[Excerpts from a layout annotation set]
--- --- ---

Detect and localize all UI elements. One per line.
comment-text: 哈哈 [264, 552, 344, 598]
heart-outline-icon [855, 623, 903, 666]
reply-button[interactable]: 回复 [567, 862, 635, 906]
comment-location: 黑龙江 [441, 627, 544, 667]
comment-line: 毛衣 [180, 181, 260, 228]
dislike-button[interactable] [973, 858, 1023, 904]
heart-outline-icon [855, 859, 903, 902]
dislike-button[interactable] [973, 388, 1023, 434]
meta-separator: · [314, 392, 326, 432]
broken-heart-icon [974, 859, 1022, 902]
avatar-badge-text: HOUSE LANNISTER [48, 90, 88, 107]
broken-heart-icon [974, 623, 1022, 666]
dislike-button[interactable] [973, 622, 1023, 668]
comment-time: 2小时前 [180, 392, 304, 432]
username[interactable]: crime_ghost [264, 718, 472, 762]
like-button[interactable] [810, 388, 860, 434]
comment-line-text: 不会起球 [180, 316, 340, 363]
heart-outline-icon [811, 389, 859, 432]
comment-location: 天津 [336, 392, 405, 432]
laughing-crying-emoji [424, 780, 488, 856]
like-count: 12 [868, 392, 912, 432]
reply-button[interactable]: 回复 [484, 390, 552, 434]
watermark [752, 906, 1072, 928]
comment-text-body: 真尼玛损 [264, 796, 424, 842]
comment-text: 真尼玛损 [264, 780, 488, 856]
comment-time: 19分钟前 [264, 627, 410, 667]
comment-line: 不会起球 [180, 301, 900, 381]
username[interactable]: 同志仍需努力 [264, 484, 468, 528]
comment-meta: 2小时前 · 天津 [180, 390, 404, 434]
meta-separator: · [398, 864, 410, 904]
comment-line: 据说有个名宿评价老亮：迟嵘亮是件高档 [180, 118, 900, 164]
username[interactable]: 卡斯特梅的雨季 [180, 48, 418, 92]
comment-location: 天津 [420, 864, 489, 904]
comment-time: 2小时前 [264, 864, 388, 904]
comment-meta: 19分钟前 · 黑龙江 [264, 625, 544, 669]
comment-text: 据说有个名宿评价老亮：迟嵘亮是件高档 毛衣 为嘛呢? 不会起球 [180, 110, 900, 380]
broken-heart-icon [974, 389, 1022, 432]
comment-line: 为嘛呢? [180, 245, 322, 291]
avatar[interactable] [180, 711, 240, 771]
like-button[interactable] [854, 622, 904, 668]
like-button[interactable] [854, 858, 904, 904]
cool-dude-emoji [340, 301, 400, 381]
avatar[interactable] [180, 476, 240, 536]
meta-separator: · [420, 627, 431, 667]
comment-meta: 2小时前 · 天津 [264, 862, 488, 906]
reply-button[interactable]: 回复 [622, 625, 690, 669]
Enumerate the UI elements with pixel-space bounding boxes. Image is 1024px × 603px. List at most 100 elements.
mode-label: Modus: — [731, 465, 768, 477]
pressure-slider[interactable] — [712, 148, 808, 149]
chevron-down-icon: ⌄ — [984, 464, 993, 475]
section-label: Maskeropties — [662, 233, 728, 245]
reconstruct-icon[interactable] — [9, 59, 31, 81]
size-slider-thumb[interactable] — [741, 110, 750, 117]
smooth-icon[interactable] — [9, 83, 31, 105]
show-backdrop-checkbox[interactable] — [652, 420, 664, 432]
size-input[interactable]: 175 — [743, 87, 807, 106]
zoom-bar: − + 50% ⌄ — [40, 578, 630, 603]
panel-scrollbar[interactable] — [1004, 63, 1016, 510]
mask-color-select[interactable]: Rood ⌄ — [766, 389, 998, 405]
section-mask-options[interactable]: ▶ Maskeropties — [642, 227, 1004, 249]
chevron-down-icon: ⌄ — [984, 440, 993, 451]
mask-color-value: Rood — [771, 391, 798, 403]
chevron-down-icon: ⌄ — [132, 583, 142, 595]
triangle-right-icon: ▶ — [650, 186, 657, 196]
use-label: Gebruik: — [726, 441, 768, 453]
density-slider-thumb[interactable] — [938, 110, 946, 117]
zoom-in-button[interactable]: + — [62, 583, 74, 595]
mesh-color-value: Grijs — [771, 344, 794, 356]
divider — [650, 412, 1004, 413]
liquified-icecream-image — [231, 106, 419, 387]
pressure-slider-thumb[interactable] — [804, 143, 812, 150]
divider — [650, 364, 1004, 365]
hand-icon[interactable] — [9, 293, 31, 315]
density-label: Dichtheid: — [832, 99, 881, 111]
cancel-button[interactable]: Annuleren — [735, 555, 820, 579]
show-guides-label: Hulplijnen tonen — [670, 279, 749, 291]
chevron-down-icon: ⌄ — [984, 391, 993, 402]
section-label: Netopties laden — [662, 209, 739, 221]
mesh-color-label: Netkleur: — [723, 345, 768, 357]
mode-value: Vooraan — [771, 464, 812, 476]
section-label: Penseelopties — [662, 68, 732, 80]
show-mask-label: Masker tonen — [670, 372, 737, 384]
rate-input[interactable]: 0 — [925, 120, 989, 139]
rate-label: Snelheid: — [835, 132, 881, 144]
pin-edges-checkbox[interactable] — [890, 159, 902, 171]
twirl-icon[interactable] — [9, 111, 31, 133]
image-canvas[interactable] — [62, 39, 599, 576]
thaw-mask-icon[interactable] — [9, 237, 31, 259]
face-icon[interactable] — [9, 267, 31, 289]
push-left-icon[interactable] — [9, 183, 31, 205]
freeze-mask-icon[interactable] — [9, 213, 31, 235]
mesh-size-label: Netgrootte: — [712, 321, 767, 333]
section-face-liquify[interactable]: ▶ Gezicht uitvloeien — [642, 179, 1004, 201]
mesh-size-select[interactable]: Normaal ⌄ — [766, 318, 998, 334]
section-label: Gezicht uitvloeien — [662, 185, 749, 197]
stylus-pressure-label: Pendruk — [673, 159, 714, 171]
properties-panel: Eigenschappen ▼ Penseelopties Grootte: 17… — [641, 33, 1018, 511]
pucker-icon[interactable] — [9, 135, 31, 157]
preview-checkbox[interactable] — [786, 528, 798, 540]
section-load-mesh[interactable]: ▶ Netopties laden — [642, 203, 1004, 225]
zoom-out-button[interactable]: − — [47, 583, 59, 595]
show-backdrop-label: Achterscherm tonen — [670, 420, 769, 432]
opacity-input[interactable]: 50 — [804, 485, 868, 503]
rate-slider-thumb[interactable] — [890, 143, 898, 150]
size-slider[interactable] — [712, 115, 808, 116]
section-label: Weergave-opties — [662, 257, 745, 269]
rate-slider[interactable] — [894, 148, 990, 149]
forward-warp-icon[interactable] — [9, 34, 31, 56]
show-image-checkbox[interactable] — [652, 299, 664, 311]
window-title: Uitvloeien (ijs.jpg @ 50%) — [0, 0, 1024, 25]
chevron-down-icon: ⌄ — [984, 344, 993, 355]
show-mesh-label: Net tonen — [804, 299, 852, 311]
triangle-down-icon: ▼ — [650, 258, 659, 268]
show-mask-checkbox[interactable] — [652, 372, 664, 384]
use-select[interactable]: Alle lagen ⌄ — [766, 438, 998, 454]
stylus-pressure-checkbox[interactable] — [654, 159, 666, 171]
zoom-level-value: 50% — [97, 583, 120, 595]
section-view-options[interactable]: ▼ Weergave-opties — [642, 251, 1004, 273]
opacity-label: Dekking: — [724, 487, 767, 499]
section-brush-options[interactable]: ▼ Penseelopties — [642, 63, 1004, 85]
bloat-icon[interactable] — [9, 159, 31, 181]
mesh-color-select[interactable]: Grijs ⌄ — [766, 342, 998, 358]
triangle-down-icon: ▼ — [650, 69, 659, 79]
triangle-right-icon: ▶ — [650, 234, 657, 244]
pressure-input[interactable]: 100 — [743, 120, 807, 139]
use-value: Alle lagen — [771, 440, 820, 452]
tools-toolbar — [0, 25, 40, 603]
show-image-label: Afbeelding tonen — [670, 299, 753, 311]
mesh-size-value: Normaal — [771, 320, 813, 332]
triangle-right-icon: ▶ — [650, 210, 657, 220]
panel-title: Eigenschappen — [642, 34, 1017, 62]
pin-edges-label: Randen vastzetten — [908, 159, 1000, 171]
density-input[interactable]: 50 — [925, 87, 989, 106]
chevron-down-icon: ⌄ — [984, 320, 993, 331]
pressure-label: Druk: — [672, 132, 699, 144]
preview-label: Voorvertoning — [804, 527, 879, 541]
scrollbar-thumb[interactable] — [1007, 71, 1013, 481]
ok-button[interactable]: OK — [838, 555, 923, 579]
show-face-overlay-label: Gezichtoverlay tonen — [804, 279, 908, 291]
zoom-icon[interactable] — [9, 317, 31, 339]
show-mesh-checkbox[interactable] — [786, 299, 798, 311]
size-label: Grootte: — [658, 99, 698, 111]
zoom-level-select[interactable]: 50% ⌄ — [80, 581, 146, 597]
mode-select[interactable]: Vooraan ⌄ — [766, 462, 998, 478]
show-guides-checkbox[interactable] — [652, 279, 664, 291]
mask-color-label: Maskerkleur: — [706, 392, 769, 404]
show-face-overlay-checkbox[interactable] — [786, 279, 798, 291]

--- --- ---

◆ What is needed
Please switch "broken-heart-icon" to "heart-crack-icon" in the rows from the very first one up to and including the line with "comment-line-text: 不会起球 [180, 316, 340, 363]", leaving everything else unchanged. Give back only those lines.

◆ Task answer
Detect and localize all UI elements. One per line.
comment-text: 哈哈 [264, 552, 344, 598]
heart-outline-icon [855, 623, 903, 666]
reply-button[interactable]: 回复 [567, 862, 635, 906]
comment-location: 黑龙江 [441, 627, 544, 667]
comment-line: 毛衣 [180, 181, 260, 228]
dislike-button[interactable] [973, 858, 1023, 904]
heart-outline-icon [855, 859, 903, 902]
dislike-button[interactable] [973, 388, 1023, 434]
meta-separator: · [314, 392, 326, 432]
heart-crack-icon [974, 859, 1022, 902]
avatar-badge-text: HOUSE LANNISTER [48, 90, 88, 107]
heart-crack-icon [974, 623, 1022, 666]
dislike-button[interactable] [973, 622, 1023, 668]
comment-time: 2小时前 [180, 392, 304, 432]
username[interactable]: crime_ghost [264, 718, 472, 762]
like-button[interactable] [810, 388, 860, 434]
comment-line-text: 不会起球 [180, 316, 340, 363]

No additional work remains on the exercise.